**TEXT PASSAGE**
*****

November 1993. The sun beams down on the Californian coast, but inside the Spruce Goose Dome, at Long Beach, south of L.A., it's as dark as night. It's here, in this arena-sized venue that was formerly home to Howard Hughes' most eccentric failed project, the biggest plane ever made that made just one flight, that writer-director Roland Emmerich has built the massive sets for his $55 million sci-fi epic Stargate.
The brainchild of Emmerich and his co-writer/co-producer Dean Devlin, who first teamed up for 1992's Universal Soldier, Stargate is a sci-fi adventure about an ancient Egyptian relic that turns out to be a door to the other side of the universe. James Spader plays the Egyptologist who cracks the Stargate's access code and Kurt Russell is the leader of the military unit that takes a mind-bending million-light-year journey, only to find Jaye Davidson, The Crying Game's cross-dresser, as the evil, androgynous ruler of a desert planet who visited earth thousands of years ago, created civilization as we know it, and then headed for the stars. "It's an old fashioned adventure," says Devlin. "It's Lawrence of Arabia on another planet."

Which is one reason why this film is considered a big risk. Another is the "talent". Spader is best known for playing upper-crust cads and quirky types in John Hughes comedies and dramas like Sex, Lies & Videotape, while Russell, Tombstone aside, has spent most of the last few years doing truly forgettable flicks. Further upping the odds against Stargate is the fact that, with few exceptions, the sci-fi movie has been moribund for the best part of a decade. Things are not looking rosy...

*****

**RECORDS**

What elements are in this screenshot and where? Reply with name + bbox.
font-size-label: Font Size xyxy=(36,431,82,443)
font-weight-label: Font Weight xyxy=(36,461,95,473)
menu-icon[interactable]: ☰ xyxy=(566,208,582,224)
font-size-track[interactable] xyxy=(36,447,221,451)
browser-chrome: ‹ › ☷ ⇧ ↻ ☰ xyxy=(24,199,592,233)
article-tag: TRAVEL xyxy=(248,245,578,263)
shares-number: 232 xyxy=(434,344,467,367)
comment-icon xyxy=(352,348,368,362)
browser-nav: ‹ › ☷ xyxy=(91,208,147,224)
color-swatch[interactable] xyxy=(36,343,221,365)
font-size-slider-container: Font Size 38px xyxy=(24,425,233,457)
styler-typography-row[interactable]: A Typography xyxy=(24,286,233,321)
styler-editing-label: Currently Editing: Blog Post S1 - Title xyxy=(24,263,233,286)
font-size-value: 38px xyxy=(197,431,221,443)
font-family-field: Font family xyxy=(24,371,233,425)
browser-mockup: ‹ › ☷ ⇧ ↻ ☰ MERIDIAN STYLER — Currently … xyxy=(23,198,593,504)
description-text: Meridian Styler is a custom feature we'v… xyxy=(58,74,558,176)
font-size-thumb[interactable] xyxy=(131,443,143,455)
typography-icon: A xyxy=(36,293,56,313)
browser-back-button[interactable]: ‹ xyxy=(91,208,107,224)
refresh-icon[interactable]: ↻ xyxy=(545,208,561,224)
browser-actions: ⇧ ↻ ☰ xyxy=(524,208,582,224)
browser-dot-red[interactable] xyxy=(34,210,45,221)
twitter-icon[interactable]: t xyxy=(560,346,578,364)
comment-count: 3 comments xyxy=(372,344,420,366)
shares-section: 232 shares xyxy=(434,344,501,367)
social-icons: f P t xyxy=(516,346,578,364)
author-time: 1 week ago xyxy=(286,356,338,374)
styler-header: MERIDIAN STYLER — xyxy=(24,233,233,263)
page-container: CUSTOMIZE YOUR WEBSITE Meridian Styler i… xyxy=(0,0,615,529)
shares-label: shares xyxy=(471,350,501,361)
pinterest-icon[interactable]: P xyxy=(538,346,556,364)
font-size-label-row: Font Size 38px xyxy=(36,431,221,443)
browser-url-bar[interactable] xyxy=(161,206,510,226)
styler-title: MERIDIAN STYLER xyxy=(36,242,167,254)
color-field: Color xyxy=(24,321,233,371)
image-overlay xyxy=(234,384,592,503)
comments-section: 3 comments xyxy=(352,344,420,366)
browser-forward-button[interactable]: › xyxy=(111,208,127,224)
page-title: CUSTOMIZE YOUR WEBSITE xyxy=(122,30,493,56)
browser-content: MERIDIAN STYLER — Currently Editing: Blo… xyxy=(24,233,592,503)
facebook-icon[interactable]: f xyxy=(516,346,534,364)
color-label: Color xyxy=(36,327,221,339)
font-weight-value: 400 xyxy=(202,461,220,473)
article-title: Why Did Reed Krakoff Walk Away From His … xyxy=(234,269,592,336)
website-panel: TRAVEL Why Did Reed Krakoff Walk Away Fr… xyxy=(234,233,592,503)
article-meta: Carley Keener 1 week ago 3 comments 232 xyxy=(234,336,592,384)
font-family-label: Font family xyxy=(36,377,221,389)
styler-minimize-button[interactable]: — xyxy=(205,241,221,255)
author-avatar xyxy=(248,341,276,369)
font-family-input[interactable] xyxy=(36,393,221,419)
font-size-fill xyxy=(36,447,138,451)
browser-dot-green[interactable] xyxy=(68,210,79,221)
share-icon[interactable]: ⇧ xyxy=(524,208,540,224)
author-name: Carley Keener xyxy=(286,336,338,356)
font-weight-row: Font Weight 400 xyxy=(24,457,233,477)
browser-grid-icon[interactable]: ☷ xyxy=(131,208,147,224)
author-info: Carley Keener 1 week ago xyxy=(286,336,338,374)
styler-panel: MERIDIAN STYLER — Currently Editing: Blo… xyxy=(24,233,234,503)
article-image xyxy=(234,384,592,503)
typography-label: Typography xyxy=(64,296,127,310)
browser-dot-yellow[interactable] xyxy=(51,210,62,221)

*****

**WHAT TO DO**
a) Return the Stargate passage in full, word for word.
b) Recast the records, from their start through the line containing "page-container: CUSTOMIZE YOUR", as a JSON list of strings with one string per line and blank lines left out, covering only that stretch.
The Stargate passage and the records are unrelated material.

**COMPLETED EXERCISE**
a)
November 1993. The sun beams down on the Californian coast, but inside the Spruce Goose Dome, at Long Beach, south of L.A., it's as dark as night. It's here, in this arena-sized venue that was formerly home to Howard Hughes' most eccentric failed project, the biggest plane ever made that made just one flight, that writer-director Roland Emmerich has built the massive sets for his $55 million sci-fi epic Stargate.
The brainchild of Emmerich and his co-writer/co-producer Dean Devlin, who first teamed up for 1992's Universal Soldier, Stargate is a sci-fi adventure about an ancient Egyptian relic that turns out to be a door to the other side of the universe. James Spader plays the Egyptologist who cracks the Stargate's access code and Kurt Russell is the leader of the military unit that takes a mind-bending million-light-year journey, only to find Jaye Davidson, The Crying Game's cross-dresser, as the evil, androgynous ruler of a desert planet who visited earth thousands of years ago, created civilization as we know it, and then headed for the stars. "It's an old fashioned adventure," says Devlin. "It's Lawrence of Arabia on another planet."

Which is one reason why this film is considered a big risk. Another is the "talent". Spader is best known for playing upper-crust cads and quirky types in John Hughes comedies and dramas like Sex, Lies & Videotape, while Russell, Tombstone aside, has spent most of the last few years doing truly forgettable flicks. Further upping the odds against Stargate is the fact that, with few exceptions, the sci-fi movie has been moribund for the best part of a decade. Things are not looking rosy...

b)
[
  "What elements are in this screenshot and where? Reply with name + bbox.",
  "font-size-label: Font Size xyxy=(36,431,82,443)",
  "font-weight-label: Font Weight xyxy=(36,461,95,473)",
  "menu-icon[interactable]: ☰ xyxy=(566,208,582,224)",
  "font-size-track[interactable] xyxy=(36,447,221,451)",
  "browser-chrome: ‹ › ☷ ⇧ ↻ ☰ xyxy=(24,199,592,233)",
  "article-tag: TRAVEL xyxy=(248,245,578,263)",
  "shares-number: 232 xyxy=(434,344,467,367)",
  "comment-icon xyxy=(352,348,368,362)",
  "browser-nav: ‹ › ☷ xyxy=(91,208,147,224)",
  "color-swatch[interactable] xyxy=(36,343,221,365)",
  "font-size-slider-container: Font Size 38px xyxy=(24,425,233,457)",
  "styler-typography-row[interactable]: A Typography xyxy=(24,286,233,321)",
  "styler-editing-label: Currently Editing: Blog Post S1 - Title xyxy=(24,263,233,286)",
  "font-size-value: 38px xyxy=(197,431,221,443)",
  "font-family-field: Font family xyxy=(24,371,233,425)",
  "browser-mockup: ‹ › ☷ ⇧ ↻ ☰ MERIDIAN STYLER — Currently … xyxy=(23,198,593,504)",
  "description-text: Meridian Styler is a custom feature we'v… xyxy=(58,74,558,176)",
  "font-size-thumb[interactable] xyxy=(131,443,143,455)",
  "typography-icon: A xyxy=(36,293,56,313)",
  "browser-back-button[interactable]: ‹ xyxy=(91,208,107,224)",
  "refresh-icon[interactable]: ↻ xyxy=(545,208,561,224)",
  "browser-actions: ⇧ ↻ ☰ xyxy=(524,208,582,224)",
  "browser-dot-red[interactable] xyxy=(34,210,45,221)",
  "twitter-icon[interactable]: t xyxy=(560,346,578,364)",
  "comment-count: 3 comments xyxy=(372,344,420,366)",
  "shares-section: 232 shares xyxy=(434,344,501,367)",
  "social-icons: f P t xyxy=(516,346,578,364)",
  "author-time: 1 week ago xyxy=(286,356,338,374)",
  "styler-header: MERIDIAN STYLER — xyxy=(24,233,233,263)",
  "page-container: CUSTOMIZE YOUR WEBSITE Meridian Styler i… xyxy=(0,0,615,529)"
]